┌────────

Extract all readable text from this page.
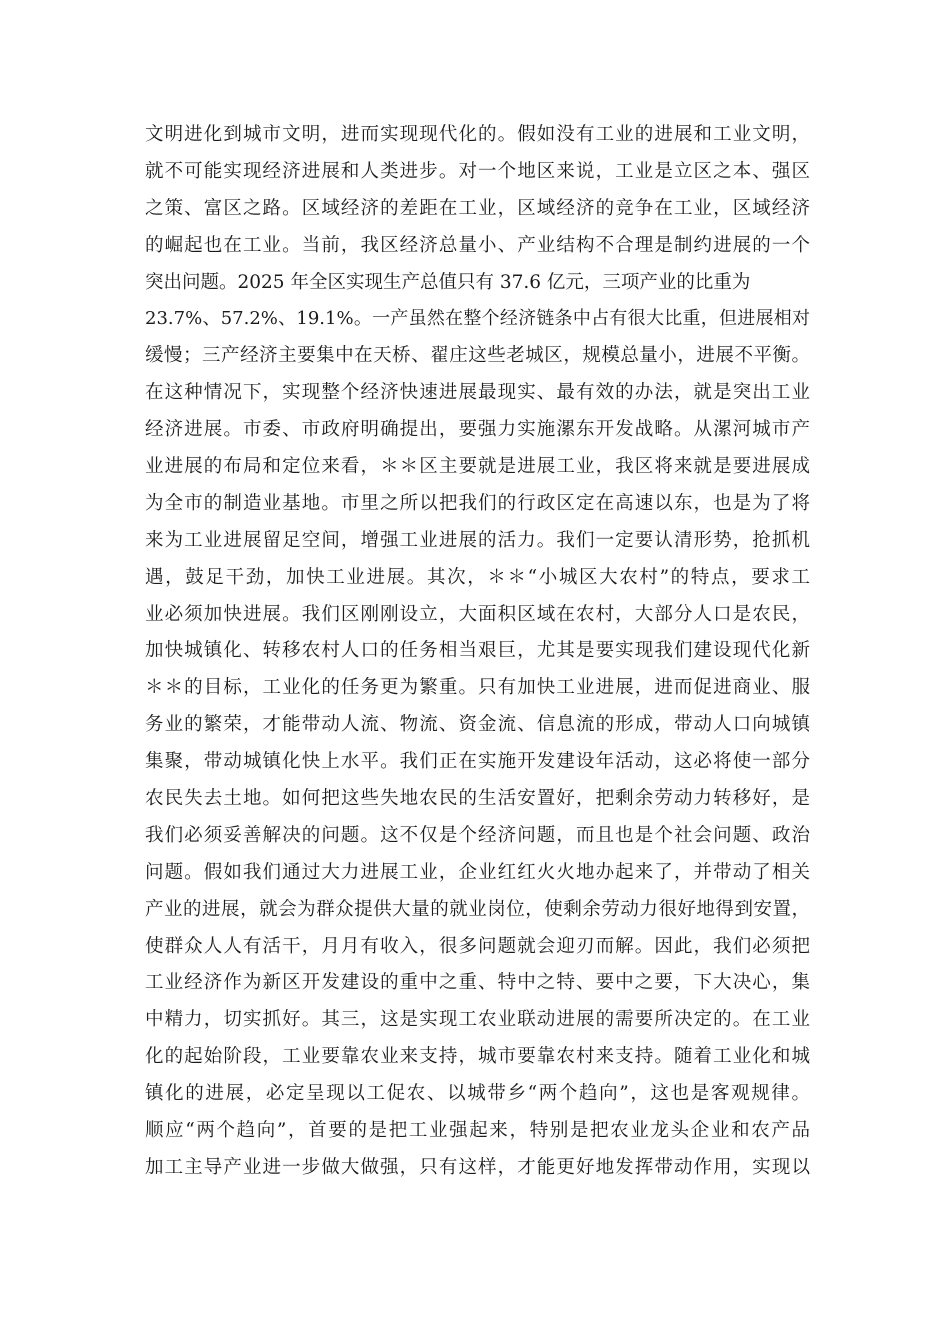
文明进化到城市文明，进而实现现代化的。假如没有工业的进展和工业文明，
就不可能实现经济进展和人类进步。对一个地区来说，工业是立区之本、强区
之策、富区之路。区域经济的差距在工业，区域经济的竞争在工业，区域经济
的崛起也在工业。当前，我区经济总量小、产业结构不合理是制约进展的一个
突出问题。2025 年全区实现生产总值只有 37.6 亿元，三项产业的比重为
23.7%、57.2%、19.1%。一产虽然在整个经济链条中占有很大比重，但进展相对
缓慢；三产经济主要集中在天桥、翟庄这些老城区，规模总量小，进展不平衡。
在这种情况下，实现整个经济快速进展最现实、最有效的办法，就是突出工业
经济进展。市委、市政府明确提出，要强力实施漯东开发战略。从漯河城市产
业进展的布局和定位来看，＊＊区主要就是进展工业，我区将来就是要进展成
为全市的制造业基地。市里之所以把我们的行政区定在高速以东，也是为了将
来为工业进展留足空间，增强工业进展的活力。我们一定要认清形势，抢抓机
遇，鼓足干劲，加快工业进展。其次，＊＊“小城区大农村”的特点，要求工
业必须加快进展。我们区刚刚设立，大面积区域在农村，大部分人口是农民，
加快城镇化、转移农村人口的任务相当艰巨，尤其是要实现我们建设现代化新
＊＊的目标，工业化的任务更为繁重。只有加快工业进展，进而促进商业、服
务业的繁荣，才能带动人流、物流、资金流、信息流的形成，带动人口向城镇
集聚，带动城镇化快上水平。我们正在实施开发建设年活动，这必将使一部分
农民失去土地。如何把这些失地农民的生活安置好，把剩余劳动力转移好，是
我们必须妥善解决的问题。这不仅是个经济问题，而且也是个社会问题、政治
问题。假如我们通过大力进展工业，企业红红火火地办起来了，并带动了相关
产业的进展，就会为群众提供大量的就业岗位，使剩余劳动力很好地得到安置，
使群众人人有活干，月月有收入，很多问题就会迎刃而解。因此，我们必须把
工业经济作为新区开发建设的重中之重、特中之特、要中之要，下大决心，集
中精力，切实抓好。其三，这是实现工农业联动进展的需要所决定的。在工业
化的起始阶段，工业要靠农业来支持，城市要靠农村来支持。随着工业化和城
镇化的进展，必定呈现以工促农、以城带乡“两个趋向”，这也是客观规律。
顺应“两个趋向”，首要的是把工业强起来，特别是把农业龙头企业和农产品
加工主导产业进一步做大做强，只有这样，才能更好地发挥带动作用，实现以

└────────

SHORT TASK: Select and copy every line of the material that holds the string "两个趋向".

RESULT OF THIS TASK:
镇化的进展，必定呈现以工促农、以城带乡“两个趋向”，这也是客观规律。
顺应“两个趋向”，首要的是把工业强起来，特别是把农业龙头企业和农产品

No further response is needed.